Pull out every line below that holds the word "symbol".

-------- PROVIDED MATERIAL --------

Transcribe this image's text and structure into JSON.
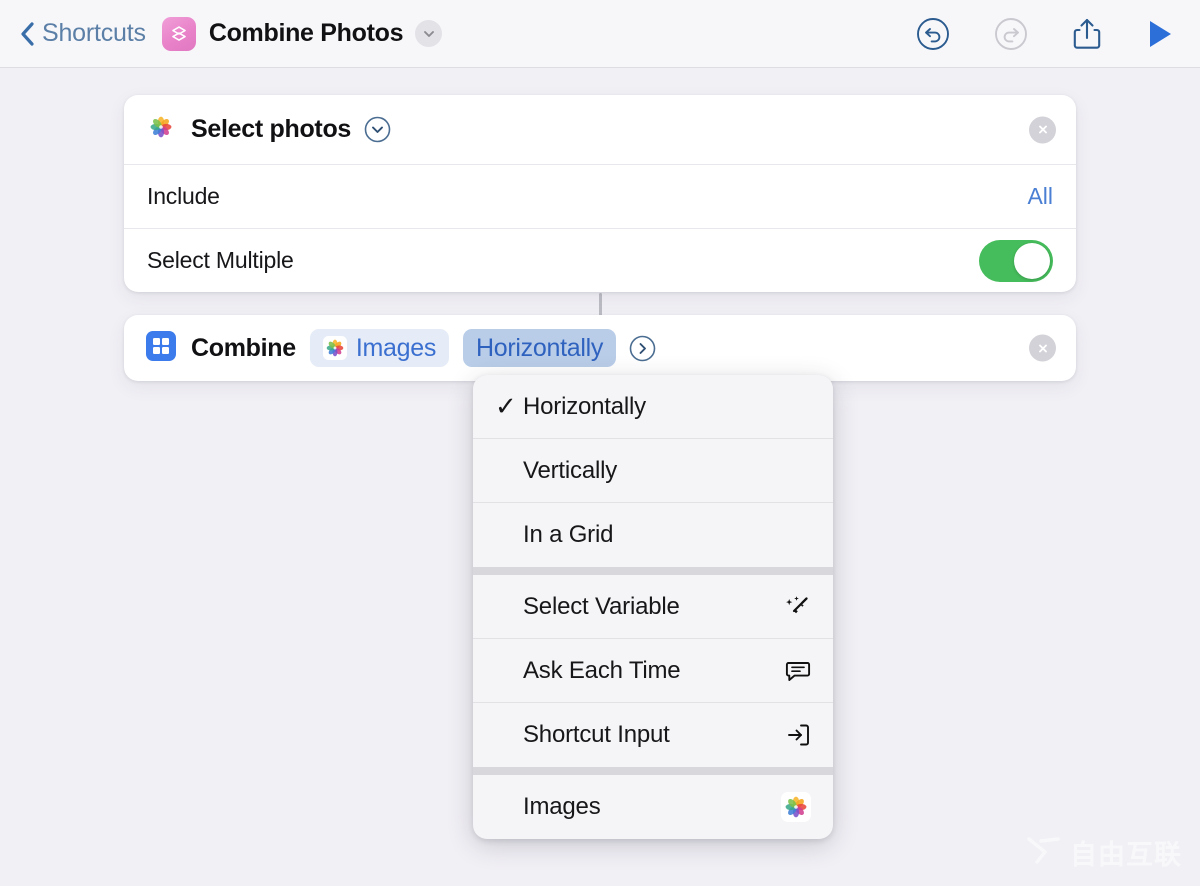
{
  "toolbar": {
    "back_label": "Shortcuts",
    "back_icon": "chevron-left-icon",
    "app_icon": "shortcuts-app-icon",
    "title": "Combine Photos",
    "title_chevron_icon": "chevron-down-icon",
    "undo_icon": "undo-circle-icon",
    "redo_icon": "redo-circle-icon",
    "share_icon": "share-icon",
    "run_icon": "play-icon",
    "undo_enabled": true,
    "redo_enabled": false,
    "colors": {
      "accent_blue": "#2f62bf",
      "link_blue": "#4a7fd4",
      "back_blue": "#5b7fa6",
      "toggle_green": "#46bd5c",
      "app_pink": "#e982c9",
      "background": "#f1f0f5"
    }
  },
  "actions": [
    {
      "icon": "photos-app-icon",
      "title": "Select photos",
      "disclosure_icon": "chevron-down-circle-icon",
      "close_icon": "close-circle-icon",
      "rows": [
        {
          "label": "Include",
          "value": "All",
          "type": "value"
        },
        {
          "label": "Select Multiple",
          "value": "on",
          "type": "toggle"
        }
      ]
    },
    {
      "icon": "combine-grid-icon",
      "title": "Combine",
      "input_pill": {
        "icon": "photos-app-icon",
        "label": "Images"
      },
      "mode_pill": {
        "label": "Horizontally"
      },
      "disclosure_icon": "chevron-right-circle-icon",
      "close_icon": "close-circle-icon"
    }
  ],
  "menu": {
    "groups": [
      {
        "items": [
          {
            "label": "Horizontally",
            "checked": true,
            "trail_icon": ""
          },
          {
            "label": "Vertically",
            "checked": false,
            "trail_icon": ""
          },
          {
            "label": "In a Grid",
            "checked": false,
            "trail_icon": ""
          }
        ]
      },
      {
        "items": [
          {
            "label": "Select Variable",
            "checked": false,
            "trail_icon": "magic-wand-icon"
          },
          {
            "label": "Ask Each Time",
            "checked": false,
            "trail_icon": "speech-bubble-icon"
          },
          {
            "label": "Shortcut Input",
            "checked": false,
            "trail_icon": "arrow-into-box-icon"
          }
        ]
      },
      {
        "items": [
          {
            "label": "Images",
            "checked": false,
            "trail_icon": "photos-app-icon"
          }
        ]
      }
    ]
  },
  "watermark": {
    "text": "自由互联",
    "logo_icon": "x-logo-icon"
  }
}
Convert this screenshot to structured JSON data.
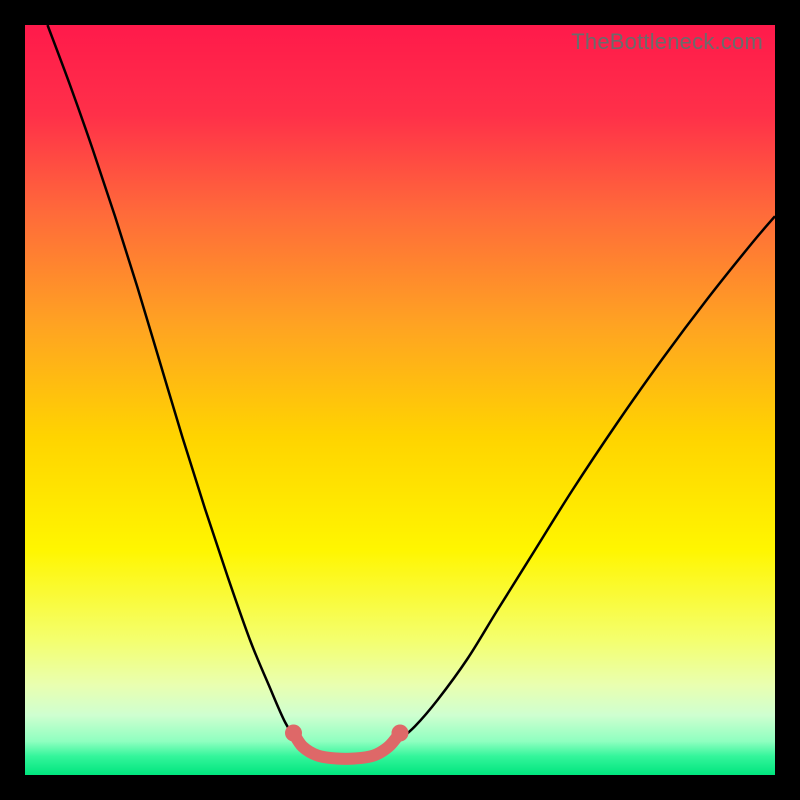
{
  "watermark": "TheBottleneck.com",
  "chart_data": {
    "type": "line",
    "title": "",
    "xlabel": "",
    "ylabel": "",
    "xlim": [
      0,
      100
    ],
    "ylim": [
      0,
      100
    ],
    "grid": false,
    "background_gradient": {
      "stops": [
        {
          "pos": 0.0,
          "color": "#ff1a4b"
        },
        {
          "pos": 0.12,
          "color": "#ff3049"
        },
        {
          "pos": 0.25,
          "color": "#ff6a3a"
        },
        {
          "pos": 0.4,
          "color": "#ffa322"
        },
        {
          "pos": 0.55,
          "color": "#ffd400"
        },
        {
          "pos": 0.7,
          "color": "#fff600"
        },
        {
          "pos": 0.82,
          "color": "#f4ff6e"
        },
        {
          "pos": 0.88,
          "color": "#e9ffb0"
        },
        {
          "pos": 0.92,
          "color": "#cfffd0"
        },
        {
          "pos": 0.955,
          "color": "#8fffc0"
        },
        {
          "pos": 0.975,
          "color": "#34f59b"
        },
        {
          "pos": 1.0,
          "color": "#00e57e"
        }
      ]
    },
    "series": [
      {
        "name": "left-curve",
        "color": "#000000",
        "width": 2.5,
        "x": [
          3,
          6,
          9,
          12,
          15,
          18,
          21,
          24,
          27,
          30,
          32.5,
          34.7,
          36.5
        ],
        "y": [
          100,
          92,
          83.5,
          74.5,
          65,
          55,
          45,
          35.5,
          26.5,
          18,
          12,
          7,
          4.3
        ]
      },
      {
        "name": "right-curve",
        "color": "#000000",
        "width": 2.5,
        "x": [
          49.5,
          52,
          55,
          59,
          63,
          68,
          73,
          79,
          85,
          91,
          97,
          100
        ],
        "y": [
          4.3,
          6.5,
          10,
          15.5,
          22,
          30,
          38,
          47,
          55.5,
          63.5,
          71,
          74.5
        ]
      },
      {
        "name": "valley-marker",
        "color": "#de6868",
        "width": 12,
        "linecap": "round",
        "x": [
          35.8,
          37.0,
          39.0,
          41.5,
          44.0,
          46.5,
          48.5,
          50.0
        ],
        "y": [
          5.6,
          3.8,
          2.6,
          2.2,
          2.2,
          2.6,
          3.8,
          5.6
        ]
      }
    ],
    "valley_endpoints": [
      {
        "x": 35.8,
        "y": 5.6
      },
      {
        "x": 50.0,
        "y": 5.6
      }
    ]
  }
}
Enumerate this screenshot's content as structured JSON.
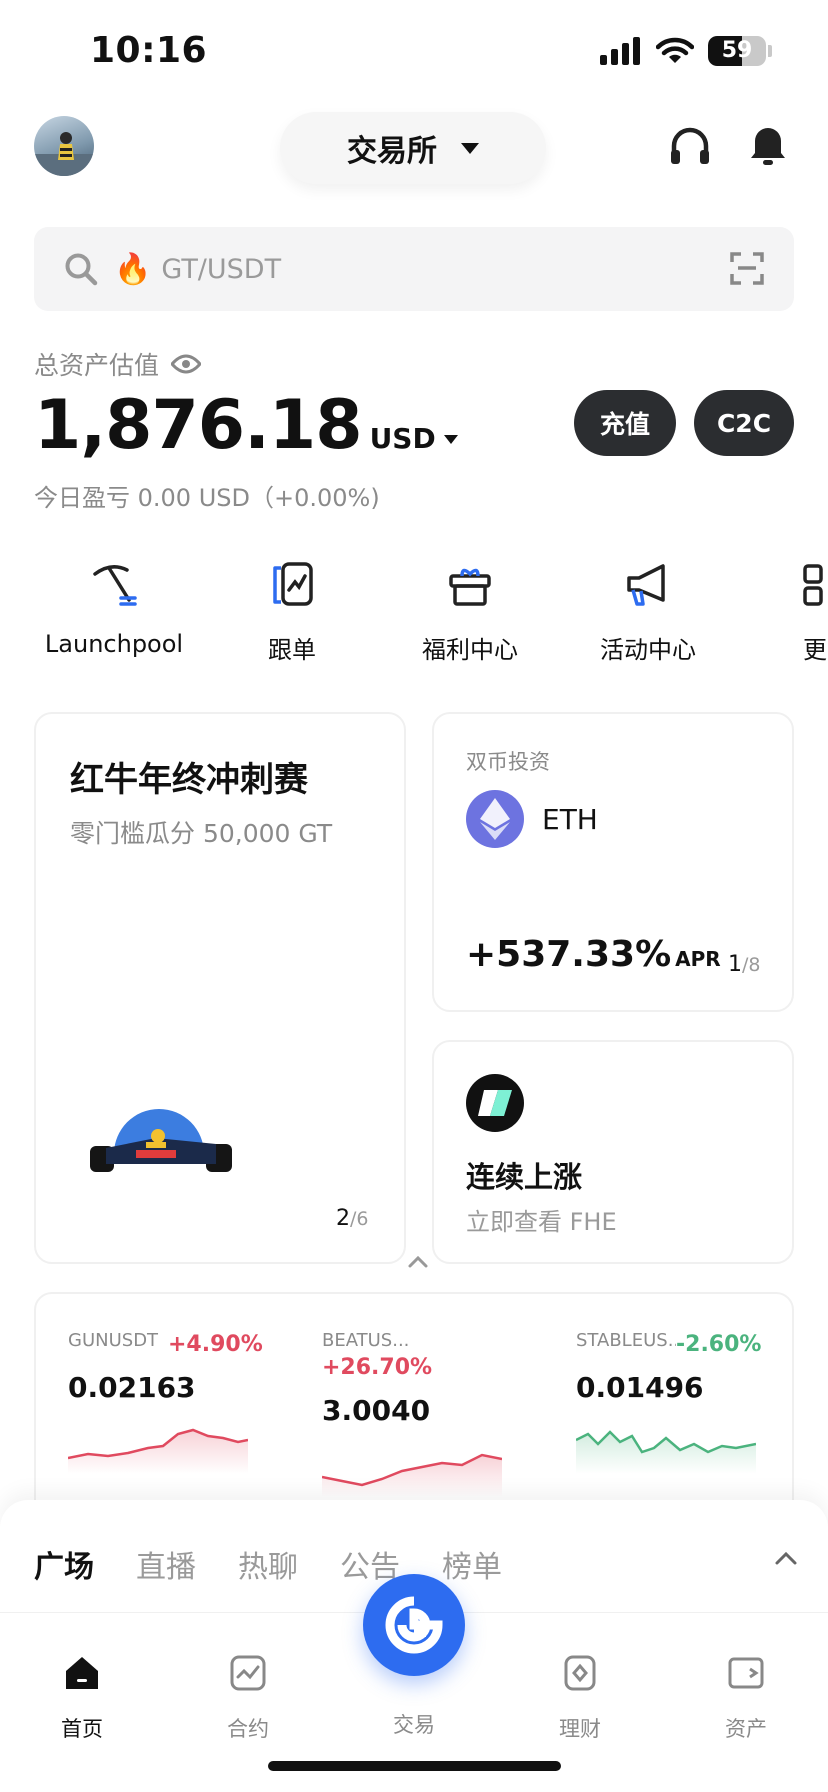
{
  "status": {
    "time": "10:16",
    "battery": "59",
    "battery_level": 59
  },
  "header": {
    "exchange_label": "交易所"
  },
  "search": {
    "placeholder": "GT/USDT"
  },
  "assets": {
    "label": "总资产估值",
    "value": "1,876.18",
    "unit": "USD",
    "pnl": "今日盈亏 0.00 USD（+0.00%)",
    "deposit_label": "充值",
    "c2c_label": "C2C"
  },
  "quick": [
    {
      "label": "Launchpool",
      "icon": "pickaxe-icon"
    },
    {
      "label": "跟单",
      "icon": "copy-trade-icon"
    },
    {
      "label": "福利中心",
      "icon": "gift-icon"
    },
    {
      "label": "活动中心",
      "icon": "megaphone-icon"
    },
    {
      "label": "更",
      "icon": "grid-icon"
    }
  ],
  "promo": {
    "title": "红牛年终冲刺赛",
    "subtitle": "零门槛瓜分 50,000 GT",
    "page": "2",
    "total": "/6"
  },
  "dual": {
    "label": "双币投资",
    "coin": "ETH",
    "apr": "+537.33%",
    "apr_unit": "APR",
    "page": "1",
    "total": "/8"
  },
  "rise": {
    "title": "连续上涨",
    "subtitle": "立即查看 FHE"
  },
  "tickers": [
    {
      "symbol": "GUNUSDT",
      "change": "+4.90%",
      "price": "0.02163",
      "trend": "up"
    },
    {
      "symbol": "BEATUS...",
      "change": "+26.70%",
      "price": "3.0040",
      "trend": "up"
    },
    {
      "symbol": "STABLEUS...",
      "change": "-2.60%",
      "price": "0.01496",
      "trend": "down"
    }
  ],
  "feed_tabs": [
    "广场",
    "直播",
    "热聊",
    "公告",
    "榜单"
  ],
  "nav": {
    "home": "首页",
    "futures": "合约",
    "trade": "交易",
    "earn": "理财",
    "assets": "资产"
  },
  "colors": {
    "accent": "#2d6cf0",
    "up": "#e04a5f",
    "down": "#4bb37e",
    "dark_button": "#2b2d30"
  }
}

--------

THE COMPLETED TASK:
      "symbol": "GUNUSDT",
      "symbol": "BEATUS...",
      "symbol": "STABLEUS...",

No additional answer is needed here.